>>>>>

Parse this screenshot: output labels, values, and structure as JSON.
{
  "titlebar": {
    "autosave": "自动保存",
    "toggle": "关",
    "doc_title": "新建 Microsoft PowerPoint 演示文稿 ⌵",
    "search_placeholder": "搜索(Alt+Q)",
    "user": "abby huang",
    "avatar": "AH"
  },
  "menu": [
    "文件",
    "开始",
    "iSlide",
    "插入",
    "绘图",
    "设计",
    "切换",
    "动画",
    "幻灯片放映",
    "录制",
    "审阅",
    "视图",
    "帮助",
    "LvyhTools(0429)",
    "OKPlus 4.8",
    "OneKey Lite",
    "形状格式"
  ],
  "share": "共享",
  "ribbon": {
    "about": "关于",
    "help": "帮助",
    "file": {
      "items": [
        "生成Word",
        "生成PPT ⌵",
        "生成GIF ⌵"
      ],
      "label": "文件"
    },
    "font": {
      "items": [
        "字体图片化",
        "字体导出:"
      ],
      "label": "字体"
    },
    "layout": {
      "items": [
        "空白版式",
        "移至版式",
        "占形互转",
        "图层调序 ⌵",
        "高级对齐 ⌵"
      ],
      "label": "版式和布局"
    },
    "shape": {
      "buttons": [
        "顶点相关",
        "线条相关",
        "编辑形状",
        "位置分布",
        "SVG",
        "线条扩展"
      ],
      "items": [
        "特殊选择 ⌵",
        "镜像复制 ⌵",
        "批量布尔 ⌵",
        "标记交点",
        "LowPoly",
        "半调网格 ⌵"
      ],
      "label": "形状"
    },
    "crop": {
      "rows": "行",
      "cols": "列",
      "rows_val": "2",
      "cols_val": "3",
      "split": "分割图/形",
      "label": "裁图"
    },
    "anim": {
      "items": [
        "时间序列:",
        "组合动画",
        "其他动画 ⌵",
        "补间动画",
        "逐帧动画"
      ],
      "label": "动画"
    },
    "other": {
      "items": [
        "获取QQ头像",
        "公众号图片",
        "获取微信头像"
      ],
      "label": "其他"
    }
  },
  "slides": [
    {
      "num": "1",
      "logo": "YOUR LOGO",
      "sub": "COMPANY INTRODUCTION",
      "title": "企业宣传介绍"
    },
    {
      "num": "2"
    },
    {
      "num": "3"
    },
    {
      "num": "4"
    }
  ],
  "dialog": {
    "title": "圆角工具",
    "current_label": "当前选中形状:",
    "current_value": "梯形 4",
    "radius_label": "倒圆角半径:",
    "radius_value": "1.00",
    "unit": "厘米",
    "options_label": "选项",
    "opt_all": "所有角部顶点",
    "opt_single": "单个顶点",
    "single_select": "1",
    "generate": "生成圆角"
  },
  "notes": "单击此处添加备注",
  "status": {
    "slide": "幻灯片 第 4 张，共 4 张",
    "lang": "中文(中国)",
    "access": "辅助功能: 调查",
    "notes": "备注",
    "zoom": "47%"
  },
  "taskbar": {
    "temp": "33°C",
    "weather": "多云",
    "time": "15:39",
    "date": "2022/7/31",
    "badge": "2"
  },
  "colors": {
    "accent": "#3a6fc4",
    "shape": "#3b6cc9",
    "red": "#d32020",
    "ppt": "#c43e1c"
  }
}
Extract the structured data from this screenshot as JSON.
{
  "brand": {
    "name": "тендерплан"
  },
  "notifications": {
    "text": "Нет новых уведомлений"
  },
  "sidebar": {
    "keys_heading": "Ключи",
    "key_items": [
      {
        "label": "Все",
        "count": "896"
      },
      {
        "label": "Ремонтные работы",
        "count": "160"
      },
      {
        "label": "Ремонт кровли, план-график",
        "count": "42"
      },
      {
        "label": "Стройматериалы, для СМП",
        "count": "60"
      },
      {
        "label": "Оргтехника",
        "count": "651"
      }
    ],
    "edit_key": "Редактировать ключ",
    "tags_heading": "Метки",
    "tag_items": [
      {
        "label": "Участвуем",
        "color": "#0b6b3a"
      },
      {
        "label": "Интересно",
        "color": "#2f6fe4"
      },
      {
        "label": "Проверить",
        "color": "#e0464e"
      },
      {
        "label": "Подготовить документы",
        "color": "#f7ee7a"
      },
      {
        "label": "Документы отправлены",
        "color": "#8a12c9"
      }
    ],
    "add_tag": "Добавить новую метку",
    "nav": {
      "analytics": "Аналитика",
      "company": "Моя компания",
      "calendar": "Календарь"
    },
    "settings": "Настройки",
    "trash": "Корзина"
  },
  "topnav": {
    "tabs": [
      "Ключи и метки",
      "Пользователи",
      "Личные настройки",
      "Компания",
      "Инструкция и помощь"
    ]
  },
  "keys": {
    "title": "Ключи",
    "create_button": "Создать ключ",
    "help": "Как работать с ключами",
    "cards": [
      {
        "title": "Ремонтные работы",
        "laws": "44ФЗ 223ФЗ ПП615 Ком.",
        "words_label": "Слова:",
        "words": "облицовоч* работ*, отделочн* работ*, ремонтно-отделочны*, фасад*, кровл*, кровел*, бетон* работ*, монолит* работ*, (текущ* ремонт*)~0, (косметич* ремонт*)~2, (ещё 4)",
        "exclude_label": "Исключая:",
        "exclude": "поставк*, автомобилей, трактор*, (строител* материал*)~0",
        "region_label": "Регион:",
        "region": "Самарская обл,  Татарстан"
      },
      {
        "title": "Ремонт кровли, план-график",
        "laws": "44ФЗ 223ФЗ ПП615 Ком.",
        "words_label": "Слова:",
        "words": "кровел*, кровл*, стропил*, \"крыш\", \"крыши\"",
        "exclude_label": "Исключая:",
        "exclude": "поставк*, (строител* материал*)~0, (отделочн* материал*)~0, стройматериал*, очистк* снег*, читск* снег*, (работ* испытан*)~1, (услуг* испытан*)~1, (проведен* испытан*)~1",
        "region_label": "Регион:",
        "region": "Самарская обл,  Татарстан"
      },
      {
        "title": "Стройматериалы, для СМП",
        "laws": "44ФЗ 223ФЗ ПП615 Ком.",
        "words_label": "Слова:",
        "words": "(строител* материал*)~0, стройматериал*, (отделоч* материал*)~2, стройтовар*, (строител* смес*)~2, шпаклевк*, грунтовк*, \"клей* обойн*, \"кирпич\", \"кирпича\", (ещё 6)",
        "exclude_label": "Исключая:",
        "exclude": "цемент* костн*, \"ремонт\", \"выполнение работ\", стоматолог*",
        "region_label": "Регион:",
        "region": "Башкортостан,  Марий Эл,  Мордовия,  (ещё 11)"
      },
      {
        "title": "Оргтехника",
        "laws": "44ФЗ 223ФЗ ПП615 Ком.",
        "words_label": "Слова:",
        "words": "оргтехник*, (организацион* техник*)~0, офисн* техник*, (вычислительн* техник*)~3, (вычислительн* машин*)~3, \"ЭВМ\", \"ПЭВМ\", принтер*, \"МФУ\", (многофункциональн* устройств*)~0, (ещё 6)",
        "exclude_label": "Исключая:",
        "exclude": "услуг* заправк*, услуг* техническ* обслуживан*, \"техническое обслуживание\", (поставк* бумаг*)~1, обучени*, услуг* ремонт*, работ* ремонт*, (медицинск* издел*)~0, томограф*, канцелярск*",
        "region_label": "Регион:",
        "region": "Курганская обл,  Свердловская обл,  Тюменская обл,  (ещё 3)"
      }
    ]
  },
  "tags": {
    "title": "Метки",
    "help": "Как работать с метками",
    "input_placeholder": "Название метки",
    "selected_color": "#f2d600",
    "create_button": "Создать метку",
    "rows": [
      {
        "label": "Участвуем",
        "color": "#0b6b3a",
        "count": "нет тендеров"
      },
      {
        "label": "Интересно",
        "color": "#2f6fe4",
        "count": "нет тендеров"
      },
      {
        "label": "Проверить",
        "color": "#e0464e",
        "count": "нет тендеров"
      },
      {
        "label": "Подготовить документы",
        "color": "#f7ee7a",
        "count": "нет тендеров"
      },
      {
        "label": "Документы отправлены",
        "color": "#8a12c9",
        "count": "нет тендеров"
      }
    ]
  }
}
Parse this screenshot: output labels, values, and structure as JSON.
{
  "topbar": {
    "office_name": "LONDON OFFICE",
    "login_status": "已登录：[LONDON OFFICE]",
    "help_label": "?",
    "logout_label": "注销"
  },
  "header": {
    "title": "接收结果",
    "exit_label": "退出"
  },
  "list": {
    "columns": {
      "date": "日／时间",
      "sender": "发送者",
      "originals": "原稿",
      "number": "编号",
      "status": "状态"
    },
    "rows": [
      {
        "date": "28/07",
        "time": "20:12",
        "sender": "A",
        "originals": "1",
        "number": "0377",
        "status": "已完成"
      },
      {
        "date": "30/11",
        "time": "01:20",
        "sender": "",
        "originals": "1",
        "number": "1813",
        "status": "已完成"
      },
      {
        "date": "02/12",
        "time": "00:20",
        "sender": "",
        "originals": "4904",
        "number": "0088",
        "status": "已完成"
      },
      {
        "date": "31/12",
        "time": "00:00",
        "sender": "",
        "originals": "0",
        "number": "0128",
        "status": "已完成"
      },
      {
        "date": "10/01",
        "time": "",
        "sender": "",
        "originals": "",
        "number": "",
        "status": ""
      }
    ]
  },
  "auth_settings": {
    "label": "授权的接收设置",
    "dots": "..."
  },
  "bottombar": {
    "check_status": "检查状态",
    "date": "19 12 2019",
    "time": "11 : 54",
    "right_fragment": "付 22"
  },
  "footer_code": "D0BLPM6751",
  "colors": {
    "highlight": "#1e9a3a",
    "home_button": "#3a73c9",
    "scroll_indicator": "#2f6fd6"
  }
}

<<<<<

• _Stated goal_
From the listing above, copy out each line where the word "кровли" appears.

• _Answer for the task_
        "label": "Ремонт кровли, план-график",
        "title": "Ремонт кровли, план-график",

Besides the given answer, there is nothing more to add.